(Excerpts from a figure dataset)
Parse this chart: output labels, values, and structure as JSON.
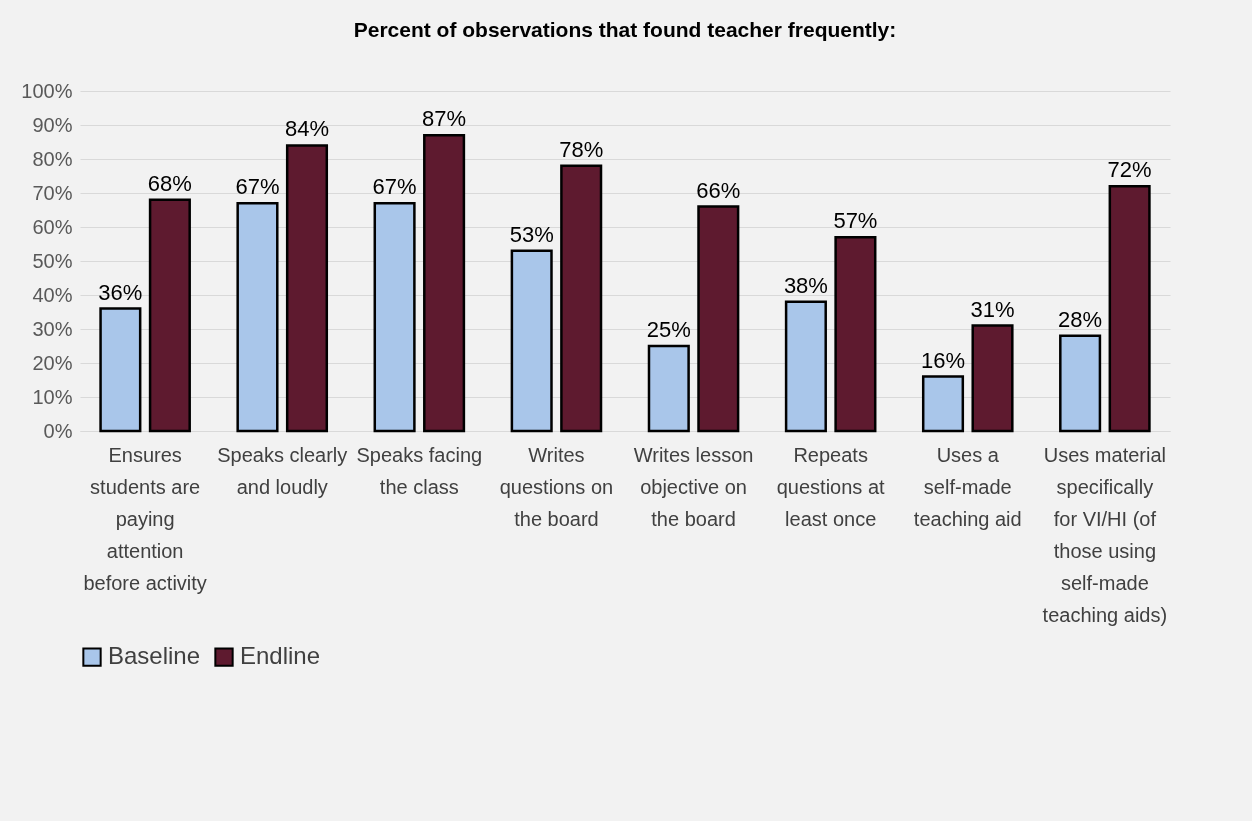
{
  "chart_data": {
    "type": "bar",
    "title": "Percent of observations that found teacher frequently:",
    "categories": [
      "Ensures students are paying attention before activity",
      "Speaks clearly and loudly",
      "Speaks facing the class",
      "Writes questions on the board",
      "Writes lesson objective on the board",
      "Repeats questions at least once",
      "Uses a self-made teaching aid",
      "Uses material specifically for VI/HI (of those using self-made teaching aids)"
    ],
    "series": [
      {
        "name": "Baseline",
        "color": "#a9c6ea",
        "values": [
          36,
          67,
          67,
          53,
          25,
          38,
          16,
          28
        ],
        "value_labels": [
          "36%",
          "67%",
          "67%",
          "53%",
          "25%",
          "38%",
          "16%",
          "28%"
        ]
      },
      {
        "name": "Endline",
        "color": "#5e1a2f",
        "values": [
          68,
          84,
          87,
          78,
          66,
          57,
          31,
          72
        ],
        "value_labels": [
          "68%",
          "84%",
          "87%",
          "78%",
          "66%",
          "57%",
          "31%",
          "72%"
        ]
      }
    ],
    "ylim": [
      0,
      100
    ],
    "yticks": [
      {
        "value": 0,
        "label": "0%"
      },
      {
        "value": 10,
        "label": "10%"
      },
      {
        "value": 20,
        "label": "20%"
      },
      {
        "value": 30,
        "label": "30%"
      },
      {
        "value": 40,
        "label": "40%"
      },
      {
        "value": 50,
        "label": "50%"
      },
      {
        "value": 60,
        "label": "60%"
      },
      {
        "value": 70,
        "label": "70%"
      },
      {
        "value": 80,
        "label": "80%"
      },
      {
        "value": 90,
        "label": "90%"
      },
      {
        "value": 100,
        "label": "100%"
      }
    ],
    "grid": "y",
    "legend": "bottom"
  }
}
* * *
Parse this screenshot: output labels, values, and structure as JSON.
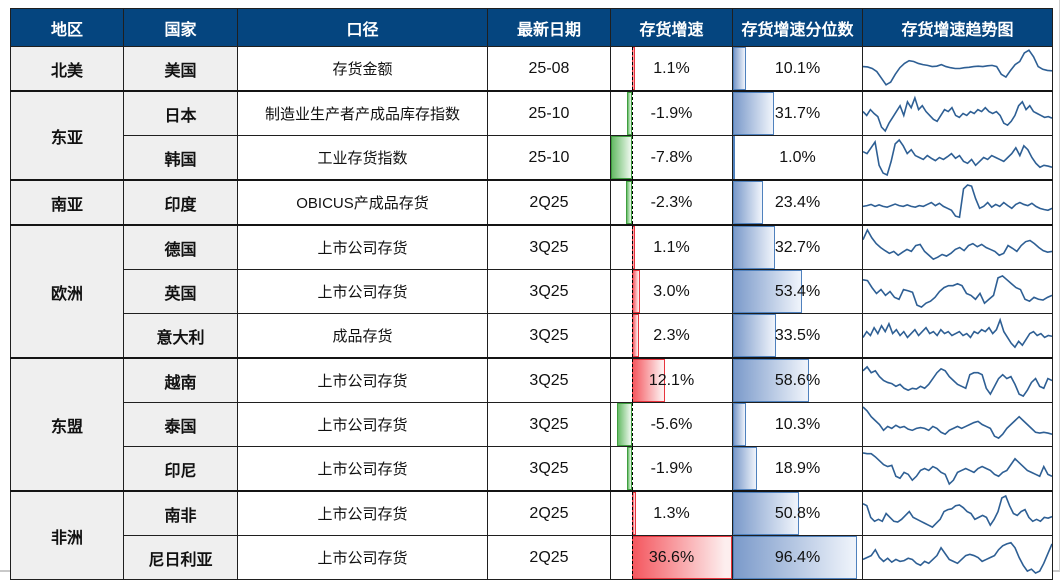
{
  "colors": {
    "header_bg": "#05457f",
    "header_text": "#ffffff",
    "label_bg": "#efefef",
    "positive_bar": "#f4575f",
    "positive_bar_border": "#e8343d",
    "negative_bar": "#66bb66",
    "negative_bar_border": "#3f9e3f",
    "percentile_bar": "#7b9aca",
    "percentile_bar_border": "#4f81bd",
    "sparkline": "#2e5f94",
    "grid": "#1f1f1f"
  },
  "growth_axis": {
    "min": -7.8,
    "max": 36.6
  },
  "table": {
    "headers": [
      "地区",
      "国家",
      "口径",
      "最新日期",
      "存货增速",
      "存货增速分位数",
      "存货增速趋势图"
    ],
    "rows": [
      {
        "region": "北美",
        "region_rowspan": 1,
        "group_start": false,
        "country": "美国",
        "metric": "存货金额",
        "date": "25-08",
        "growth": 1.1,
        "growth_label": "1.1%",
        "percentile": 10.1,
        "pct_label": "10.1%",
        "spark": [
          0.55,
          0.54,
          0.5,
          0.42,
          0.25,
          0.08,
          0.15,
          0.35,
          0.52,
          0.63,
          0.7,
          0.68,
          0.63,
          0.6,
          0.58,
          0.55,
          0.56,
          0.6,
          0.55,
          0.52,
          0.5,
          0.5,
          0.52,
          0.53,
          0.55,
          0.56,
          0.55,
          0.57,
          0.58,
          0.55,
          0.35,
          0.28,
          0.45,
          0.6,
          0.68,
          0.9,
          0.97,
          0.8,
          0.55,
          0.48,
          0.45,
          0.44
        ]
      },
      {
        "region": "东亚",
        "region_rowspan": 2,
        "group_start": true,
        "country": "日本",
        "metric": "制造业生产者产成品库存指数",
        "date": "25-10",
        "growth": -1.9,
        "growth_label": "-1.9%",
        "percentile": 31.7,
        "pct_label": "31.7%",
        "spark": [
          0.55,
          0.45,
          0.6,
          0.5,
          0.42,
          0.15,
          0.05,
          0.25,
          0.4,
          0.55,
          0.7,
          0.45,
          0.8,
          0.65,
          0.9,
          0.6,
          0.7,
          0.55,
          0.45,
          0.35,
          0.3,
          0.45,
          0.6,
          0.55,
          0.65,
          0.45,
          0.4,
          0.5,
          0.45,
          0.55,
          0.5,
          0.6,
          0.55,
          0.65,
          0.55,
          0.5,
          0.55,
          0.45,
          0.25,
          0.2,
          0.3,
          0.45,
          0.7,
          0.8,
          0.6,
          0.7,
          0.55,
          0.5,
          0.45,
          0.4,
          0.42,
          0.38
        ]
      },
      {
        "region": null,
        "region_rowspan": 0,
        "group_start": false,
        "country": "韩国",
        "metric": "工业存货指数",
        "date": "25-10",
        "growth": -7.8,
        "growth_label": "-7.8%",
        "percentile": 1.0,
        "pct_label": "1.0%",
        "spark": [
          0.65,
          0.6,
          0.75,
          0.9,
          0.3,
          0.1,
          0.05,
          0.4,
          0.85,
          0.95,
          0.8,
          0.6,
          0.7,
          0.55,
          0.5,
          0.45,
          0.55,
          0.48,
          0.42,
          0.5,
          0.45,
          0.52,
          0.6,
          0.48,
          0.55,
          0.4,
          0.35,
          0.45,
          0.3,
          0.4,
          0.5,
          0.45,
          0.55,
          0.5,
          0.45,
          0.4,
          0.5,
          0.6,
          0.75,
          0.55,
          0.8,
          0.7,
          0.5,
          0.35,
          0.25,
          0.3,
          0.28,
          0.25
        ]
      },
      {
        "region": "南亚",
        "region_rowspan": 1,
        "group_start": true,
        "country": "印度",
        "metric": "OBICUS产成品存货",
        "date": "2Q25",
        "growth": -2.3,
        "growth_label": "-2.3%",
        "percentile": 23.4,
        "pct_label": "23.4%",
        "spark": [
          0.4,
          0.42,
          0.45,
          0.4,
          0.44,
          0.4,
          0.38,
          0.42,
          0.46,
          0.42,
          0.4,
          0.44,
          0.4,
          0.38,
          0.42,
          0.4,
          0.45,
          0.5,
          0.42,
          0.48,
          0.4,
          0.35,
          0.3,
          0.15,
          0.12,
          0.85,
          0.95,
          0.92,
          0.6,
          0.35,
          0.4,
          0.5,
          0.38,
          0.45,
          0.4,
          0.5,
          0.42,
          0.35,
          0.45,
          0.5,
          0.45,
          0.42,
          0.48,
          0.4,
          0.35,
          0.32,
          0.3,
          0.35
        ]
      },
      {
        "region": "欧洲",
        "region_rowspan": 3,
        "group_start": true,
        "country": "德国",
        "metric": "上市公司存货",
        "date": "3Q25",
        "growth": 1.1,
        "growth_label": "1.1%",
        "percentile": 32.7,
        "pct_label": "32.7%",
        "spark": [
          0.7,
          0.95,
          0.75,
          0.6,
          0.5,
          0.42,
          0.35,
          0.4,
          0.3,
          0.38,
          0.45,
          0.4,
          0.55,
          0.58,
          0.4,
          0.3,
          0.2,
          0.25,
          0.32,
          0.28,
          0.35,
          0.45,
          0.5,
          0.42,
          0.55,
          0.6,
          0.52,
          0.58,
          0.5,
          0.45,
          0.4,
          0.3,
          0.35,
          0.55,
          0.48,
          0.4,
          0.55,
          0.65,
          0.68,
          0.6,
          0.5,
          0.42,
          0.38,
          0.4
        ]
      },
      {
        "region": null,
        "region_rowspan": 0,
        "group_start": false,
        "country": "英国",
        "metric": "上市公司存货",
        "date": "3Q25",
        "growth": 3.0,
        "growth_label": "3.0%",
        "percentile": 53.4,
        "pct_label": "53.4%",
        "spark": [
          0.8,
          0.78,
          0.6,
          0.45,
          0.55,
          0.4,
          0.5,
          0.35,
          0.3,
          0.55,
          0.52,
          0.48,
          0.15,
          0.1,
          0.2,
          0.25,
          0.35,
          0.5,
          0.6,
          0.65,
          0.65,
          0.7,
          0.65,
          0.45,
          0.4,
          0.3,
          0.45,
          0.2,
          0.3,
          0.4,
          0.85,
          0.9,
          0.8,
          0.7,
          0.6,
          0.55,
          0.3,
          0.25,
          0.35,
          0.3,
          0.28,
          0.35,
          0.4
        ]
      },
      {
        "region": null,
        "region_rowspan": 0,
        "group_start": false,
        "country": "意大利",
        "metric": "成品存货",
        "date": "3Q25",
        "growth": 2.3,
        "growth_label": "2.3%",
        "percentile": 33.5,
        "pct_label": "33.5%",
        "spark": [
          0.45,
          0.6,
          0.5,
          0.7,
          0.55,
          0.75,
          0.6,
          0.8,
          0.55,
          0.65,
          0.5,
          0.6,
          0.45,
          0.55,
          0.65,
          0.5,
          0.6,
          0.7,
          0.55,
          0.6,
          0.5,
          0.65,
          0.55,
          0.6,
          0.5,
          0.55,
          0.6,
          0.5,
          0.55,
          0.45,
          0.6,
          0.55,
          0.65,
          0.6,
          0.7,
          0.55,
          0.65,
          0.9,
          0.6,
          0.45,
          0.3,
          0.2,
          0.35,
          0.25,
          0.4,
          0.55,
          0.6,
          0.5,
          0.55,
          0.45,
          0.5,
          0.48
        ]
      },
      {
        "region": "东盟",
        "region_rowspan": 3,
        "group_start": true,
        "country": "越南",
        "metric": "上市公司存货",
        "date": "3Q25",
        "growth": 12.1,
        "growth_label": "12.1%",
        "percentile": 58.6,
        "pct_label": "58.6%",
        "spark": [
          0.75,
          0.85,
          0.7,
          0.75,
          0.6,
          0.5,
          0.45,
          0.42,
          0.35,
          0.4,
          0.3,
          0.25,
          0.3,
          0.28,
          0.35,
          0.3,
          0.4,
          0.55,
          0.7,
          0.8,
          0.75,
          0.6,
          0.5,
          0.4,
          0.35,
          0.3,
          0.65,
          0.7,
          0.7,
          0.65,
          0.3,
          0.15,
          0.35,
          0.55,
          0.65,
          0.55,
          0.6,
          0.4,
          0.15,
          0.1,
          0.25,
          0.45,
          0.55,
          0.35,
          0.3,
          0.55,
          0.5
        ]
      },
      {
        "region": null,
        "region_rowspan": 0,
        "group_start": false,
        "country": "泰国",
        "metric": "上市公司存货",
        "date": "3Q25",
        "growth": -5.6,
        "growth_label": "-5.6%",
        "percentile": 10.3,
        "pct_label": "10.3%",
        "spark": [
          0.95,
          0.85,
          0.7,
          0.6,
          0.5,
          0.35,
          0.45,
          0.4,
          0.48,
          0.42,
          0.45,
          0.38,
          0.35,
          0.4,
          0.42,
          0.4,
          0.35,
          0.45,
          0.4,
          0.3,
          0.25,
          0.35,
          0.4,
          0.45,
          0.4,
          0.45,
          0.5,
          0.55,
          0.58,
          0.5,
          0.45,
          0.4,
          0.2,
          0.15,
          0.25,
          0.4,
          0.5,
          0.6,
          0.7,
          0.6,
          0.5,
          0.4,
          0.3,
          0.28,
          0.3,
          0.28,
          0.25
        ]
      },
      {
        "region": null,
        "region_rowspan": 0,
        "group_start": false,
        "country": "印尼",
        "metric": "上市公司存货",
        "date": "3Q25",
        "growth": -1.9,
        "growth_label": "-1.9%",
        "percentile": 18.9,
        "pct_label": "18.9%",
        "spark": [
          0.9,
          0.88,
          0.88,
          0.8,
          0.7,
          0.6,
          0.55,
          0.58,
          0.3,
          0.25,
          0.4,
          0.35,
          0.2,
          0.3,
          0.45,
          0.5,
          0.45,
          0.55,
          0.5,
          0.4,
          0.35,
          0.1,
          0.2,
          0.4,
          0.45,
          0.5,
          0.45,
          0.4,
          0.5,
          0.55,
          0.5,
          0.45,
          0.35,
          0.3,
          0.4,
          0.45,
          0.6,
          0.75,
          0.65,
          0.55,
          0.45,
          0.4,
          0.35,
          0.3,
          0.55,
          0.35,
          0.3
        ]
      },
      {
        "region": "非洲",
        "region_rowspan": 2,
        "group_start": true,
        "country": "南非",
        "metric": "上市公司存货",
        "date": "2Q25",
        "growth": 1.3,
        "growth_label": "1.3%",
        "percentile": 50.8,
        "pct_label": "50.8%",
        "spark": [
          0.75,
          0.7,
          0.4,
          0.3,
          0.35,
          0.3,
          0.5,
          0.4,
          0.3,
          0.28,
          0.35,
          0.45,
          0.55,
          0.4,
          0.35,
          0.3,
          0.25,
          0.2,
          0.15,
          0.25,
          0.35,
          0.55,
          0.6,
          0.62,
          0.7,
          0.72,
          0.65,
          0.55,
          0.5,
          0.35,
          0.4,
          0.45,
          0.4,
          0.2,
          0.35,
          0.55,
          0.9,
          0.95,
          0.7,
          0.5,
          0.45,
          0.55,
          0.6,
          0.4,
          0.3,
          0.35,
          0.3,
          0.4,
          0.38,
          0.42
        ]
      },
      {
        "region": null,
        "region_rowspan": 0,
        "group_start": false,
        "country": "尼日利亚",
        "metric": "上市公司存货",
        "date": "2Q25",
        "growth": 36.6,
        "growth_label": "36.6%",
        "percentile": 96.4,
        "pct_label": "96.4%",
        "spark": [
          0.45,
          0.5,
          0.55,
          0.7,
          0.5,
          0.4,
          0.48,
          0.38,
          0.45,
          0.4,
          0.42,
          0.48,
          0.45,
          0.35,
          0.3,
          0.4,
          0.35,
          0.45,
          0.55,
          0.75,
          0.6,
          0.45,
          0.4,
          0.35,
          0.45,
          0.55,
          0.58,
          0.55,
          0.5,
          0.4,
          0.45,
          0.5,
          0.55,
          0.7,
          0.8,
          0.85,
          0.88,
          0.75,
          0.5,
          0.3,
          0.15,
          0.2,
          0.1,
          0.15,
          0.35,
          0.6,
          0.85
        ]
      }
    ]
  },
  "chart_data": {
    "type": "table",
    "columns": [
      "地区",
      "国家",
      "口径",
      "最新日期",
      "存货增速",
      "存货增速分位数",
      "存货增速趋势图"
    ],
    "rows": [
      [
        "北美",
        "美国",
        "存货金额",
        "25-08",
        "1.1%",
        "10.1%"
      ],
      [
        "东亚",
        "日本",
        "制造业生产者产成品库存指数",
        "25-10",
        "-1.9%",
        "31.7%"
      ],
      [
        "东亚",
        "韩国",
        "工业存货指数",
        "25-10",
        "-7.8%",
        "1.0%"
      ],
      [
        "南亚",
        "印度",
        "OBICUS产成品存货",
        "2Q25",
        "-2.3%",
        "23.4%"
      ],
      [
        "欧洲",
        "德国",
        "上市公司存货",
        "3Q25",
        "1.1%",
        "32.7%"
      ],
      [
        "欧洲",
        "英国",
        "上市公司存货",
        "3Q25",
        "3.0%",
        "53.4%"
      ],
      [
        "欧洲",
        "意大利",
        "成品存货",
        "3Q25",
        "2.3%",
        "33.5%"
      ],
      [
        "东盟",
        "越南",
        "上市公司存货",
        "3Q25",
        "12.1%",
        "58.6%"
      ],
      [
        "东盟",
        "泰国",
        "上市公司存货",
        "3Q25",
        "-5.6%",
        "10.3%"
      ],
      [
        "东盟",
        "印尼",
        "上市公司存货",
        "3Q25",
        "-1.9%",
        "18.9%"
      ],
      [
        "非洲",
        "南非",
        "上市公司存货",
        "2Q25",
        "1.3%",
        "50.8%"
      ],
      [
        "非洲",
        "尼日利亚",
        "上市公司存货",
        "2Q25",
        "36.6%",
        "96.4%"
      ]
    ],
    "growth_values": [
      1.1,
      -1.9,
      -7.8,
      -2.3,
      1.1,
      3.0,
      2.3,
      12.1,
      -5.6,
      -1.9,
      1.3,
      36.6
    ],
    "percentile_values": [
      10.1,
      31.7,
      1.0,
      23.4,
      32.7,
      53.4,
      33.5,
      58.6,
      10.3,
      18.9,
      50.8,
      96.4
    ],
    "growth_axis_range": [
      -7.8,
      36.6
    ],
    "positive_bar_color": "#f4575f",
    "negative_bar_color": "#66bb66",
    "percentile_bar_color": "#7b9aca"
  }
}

**Instructions to follow**
Using the listing above, gather each line that holds the string "Speaks" and copy it.

**Finished task**
      "Speaks clearly and loudly",
      "Speaks facing the class",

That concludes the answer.